In the records below, count every line containing "name". Reply with the number only.

Entries with figure data:
[start]
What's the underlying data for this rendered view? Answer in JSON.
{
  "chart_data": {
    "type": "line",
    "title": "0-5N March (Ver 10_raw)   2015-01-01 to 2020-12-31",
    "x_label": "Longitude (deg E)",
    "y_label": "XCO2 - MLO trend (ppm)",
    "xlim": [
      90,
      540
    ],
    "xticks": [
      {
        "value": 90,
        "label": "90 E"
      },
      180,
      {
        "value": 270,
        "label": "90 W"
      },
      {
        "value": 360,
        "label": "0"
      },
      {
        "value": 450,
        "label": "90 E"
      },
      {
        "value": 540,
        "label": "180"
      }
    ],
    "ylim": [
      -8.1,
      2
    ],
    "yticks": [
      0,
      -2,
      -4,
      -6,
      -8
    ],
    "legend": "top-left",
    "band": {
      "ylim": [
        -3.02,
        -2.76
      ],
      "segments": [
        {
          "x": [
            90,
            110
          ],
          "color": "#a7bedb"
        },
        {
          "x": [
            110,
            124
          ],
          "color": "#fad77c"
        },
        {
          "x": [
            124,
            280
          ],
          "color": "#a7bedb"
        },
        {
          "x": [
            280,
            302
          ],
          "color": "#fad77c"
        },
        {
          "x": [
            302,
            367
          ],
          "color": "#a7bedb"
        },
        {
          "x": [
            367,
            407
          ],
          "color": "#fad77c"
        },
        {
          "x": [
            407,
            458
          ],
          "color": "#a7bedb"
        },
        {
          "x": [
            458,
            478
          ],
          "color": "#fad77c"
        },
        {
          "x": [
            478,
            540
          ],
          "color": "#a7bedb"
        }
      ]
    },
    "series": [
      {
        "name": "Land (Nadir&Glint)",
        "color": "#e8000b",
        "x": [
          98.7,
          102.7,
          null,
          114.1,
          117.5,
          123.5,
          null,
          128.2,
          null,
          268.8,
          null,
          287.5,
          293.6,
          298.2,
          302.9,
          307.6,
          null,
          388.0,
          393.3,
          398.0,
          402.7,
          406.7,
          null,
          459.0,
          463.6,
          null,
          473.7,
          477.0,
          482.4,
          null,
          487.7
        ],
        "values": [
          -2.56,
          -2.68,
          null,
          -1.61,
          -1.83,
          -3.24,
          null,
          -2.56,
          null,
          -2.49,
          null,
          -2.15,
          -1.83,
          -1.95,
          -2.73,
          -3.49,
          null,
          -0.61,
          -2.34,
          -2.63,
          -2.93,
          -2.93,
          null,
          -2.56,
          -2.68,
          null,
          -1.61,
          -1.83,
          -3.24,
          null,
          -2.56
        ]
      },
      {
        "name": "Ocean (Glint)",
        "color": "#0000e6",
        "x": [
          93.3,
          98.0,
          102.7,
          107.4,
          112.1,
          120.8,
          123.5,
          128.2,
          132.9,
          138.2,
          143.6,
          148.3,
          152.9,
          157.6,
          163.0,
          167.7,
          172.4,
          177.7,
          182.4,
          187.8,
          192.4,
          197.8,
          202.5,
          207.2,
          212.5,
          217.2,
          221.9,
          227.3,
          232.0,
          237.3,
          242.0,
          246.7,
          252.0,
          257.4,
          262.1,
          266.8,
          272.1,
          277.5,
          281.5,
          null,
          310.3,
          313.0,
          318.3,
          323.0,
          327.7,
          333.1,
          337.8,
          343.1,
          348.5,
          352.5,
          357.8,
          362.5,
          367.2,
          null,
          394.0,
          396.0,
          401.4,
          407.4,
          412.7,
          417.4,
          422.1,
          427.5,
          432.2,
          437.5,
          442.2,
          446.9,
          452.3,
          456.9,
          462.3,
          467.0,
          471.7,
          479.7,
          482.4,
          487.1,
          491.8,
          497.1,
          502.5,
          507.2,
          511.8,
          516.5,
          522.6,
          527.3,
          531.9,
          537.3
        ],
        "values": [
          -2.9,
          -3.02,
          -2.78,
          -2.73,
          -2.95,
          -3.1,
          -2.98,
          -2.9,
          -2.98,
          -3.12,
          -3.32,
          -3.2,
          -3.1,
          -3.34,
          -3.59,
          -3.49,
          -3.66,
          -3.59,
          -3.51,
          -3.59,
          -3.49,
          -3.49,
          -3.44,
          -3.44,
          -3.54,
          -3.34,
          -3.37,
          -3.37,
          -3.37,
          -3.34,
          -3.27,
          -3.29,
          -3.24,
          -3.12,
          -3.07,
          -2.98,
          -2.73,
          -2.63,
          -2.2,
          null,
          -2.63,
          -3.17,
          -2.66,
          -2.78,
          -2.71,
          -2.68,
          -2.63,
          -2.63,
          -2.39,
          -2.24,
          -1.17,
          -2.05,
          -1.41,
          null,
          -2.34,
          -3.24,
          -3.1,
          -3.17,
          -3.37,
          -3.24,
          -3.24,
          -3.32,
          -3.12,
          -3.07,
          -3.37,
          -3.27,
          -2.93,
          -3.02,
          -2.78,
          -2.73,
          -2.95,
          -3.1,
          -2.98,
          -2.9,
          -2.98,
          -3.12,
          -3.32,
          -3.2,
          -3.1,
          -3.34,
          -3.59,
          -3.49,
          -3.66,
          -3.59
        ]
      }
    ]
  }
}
[end]
> [Final result] 2